**WHAT IS BEING ASKED**
Look for the string "JSON" in every line, and copy each line that has it.

**MATERIAL PROVIDED**
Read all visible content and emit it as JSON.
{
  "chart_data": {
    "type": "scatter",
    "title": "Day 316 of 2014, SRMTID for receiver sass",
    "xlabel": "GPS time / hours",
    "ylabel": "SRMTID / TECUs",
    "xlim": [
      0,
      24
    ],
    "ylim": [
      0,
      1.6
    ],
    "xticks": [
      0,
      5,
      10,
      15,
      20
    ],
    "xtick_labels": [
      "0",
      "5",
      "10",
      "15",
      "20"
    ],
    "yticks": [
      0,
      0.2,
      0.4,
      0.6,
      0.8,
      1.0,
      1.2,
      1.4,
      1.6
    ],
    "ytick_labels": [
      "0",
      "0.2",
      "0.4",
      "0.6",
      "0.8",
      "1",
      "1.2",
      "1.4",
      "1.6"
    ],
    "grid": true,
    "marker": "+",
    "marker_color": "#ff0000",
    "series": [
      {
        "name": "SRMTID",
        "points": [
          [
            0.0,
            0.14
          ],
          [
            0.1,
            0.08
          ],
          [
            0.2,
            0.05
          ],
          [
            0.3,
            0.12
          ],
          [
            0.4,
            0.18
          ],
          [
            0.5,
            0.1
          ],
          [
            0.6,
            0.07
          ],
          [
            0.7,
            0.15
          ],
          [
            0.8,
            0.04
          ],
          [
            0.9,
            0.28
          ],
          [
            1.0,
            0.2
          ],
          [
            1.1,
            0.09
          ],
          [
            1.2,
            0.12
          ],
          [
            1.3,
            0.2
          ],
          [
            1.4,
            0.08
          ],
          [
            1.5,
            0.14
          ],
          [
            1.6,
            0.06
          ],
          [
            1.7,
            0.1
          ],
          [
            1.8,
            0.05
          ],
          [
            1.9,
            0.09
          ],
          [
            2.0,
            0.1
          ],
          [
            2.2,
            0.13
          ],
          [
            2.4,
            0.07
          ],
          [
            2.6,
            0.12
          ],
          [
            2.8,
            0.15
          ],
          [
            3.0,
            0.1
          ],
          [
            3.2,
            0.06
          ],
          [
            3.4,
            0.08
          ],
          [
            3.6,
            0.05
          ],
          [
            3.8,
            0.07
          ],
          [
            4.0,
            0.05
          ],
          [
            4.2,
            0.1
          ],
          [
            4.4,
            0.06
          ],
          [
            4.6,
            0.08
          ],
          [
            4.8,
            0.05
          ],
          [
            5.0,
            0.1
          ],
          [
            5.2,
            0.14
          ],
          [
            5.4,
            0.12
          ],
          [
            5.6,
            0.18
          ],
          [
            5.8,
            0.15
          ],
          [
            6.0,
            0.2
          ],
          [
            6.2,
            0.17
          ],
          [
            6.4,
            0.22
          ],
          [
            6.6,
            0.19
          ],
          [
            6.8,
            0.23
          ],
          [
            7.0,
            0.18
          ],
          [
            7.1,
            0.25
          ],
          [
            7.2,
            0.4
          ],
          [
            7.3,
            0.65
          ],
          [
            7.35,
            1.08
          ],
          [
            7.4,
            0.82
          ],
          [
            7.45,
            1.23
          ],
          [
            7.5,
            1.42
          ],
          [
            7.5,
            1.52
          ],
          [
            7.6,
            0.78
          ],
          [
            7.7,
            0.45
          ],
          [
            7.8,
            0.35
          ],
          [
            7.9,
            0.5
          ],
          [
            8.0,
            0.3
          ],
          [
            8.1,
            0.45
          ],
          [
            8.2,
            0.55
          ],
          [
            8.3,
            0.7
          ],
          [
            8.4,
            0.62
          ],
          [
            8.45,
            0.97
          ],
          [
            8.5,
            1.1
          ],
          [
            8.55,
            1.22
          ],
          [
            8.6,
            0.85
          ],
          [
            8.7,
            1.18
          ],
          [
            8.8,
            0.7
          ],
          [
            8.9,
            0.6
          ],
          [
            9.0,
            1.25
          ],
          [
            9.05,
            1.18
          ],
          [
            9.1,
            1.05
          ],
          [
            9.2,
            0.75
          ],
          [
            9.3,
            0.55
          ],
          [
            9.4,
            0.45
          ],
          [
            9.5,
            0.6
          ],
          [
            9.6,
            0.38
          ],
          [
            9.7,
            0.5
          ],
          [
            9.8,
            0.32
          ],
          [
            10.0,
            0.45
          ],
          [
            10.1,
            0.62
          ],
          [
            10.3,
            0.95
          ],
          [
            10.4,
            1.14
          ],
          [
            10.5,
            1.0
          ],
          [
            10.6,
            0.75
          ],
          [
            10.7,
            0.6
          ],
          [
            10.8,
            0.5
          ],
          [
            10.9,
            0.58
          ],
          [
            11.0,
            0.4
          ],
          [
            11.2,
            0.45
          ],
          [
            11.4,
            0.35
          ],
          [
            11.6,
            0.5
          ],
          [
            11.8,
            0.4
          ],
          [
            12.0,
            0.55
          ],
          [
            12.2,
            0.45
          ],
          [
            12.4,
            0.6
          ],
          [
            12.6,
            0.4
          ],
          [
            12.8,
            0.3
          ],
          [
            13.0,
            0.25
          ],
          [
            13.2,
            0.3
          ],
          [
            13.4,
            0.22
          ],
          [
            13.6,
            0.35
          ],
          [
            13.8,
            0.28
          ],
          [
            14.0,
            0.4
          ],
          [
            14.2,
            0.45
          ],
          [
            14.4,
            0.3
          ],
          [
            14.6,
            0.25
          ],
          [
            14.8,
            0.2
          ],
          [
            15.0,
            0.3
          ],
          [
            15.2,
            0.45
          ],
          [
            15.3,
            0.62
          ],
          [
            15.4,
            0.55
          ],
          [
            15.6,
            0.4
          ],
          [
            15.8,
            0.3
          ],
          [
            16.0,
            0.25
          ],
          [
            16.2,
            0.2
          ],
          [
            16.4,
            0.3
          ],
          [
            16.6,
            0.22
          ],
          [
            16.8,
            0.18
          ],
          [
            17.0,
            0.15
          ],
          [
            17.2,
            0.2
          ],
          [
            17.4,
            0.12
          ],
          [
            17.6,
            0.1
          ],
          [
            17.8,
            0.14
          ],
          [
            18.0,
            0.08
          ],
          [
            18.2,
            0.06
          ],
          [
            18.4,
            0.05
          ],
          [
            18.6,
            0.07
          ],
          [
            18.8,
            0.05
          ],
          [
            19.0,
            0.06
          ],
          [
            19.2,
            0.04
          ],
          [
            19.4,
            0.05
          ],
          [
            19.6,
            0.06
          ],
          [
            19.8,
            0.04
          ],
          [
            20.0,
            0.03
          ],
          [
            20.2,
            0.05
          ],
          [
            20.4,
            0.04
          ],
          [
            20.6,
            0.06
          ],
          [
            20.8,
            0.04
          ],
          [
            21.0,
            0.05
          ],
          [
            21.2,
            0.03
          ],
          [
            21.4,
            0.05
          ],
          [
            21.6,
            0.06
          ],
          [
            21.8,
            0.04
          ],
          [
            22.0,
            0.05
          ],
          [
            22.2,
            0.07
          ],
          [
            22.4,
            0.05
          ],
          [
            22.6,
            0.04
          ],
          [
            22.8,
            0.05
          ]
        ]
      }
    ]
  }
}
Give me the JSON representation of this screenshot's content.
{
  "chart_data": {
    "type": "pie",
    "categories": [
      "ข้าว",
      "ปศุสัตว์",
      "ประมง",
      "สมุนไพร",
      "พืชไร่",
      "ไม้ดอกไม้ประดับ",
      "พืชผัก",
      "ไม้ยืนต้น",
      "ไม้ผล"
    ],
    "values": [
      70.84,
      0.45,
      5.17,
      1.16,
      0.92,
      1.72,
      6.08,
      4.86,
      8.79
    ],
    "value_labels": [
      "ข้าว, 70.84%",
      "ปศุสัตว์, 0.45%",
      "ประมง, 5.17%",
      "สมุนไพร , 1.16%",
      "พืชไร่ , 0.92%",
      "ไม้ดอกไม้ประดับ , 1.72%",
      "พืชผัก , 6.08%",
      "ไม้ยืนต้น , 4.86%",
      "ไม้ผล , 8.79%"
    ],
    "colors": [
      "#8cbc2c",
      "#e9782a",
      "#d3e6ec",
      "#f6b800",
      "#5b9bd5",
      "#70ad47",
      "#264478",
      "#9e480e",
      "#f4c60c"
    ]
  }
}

**ANSWER BELOW**
Read all visible content and emit it as JSON.
Give me the JSON representation of this screenshot's content.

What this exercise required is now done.